> YOUR OBJECTIVE
Transcribe the records below exactly as they appear.

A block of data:
*****

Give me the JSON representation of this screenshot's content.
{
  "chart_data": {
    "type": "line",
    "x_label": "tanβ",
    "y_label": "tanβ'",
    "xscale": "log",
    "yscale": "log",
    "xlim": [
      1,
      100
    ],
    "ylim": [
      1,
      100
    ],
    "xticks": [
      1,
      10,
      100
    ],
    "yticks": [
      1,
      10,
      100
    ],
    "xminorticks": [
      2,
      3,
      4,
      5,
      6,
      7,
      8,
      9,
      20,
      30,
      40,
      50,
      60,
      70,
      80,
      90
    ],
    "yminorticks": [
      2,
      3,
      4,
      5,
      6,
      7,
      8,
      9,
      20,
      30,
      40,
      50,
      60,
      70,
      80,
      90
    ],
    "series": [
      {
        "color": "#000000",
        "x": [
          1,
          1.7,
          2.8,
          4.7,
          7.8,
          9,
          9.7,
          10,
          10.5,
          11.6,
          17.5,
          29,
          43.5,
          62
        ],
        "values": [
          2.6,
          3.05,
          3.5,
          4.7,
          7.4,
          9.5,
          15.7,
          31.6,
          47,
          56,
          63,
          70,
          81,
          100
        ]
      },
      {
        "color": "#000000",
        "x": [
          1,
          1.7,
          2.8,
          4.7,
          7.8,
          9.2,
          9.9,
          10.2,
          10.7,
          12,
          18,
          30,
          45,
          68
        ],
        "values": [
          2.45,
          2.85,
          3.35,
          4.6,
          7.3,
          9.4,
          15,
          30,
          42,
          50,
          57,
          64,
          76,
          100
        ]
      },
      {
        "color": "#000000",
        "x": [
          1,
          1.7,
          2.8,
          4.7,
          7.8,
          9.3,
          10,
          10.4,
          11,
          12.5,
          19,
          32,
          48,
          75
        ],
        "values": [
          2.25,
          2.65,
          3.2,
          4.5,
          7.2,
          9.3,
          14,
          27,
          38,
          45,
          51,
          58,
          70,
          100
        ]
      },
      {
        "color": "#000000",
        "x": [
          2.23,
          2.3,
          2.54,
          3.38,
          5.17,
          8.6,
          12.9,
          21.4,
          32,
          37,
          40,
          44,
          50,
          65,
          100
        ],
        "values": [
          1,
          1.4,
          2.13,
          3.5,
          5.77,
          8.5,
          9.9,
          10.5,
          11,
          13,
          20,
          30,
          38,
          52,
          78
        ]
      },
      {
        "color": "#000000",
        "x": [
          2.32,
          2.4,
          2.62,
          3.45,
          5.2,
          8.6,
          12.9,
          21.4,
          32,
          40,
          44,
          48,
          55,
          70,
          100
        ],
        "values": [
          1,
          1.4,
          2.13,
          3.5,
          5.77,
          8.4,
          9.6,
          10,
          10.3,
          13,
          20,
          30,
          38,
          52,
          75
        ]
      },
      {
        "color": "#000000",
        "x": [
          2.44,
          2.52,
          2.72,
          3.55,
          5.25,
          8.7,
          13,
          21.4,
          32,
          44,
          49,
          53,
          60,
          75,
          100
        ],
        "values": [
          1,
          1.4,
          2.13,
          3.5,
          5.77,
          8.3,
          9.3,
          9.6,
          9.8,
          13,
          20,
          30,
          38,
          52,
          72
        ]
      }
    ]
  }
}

*****

> RIGHT ANSWER
Give me the JSON representation of this screenshot's content.
{
  "chart_data": {
    "type": "line",
    "x_label": "tanβ",
    "y_label": "tanβ'",
    "xscale": "log",
    "yscale": "log",
    "xlim": [
      1,
      100
    ],
    "ylim": [
      1,
      100
    ],
    "xticks": [
      1,
      10,
      100
    ],
    "yticks": [
      1,
      10,
      100
    ],
    "xminorticks": [
      2,
      3,
      4,
      5,
      6,
      7,
      8,
      9,
      20,
      30,
      40,
      50,
      60,
      70,
      80,
      90
    ],
    "yminorticks": [
      2,
      3,
      4,
      5,
      6,
      7,
      8,
      9,
      20,
      30,
      40,
      50,
      60,
      70,
      80,
      90
    ],
    "series": [
      {
        "color": "#000000",
        "x": [
          1,
          1.7,
          2.8,
          4.7,
          7.8,
          9,
          9.7,
          10,
          10.5,
          11.6,
          17.5,
          29,
          43.5,
          62
        ],
        "values": [
          2.6,
          3.05,
          3.5,
          4.7,
          7.4,
          9.5,
          15.7,
          31.6,
          47,
          56,
          63,
          70,
          81,
          100
        ]
      },
      {
        "color": "#000000",
        "x": [
          1,
          1.7,
          2.8,
          4.7,
          7.8,
          9.2,
          9.9,
          10.2,
          10.7,
          12,
          18,
          30,
          45,
          68
        ],
        "values": [
          2.45,
          2.85,
          3.35,
          4.6,
          7.3,
          9.4,
          15,
          30,
          42,
          50,
          57,
          64,
          76,
          100
        ]
      },
      {
        "color": "#000000",
        "x": [
          1,
          1.7,
          2.8,
          4.7,
          7.8,
          9.3,
          10,
          10.4,
          11,
          12.5,
          19,
          32,
          48,
          75
        ],
        "values": [
          2.25,
          2.65,
          3.2,
          4.5,
          7.2,
          9.3,
          14,
          27,
          38,
          45,
          51,
          58,
          70,
          100
        ]
      },
      {
        "color": "#000000",
        "x": [
          2.23,
          2.3,
          2.54,
          3.38,
          5.17,
          8.6,
          12.9,
          21.4,
          32,
          37,
          40,
          44,
          50,
          65,
          100
        ],
        "values": [
          1,
          1.4,
          2.13,
          3.5,
          5.77,
          8.5,
          9.9,
          10.5,
          11,
          13,
          20,
          30,
          38,
          52,
          78
        ]
      },
      {
        "color": "#000000",
        "x": [
          2.32,
          2.4,
          2.62,
          3.45,
          5.2,
          8.6,
          12.9,
          21.4,
          32,
          40,
          44,
          48,
          55,
          70,
          100
        ],
        "values": [
          1,
          1.4,
          2.13,
          3.5,
          5.77,
          8.4,
          9.6,
          10,
          10.3,
          13,
          20,
          30,
          38,
          52,
          75
        ]
      },
      {
        "color": "#000000",
        "x": [
          2.44,
          2.52,
          2.72,
          3.55,
          5.25,
          8.7,
          13,
          21.4,
          32,
          44,
          49,
          53,
          60,
          75,
          100
        ],
        "values": [
          1,
          1.4,
          2.13,
          3.5,
          5.77,
          8.3,
          9.3,
          9.6,
          9.8,
          13,
          20,
          30,
          38,
          52,
          72
        ]
      }
    ]
  }
}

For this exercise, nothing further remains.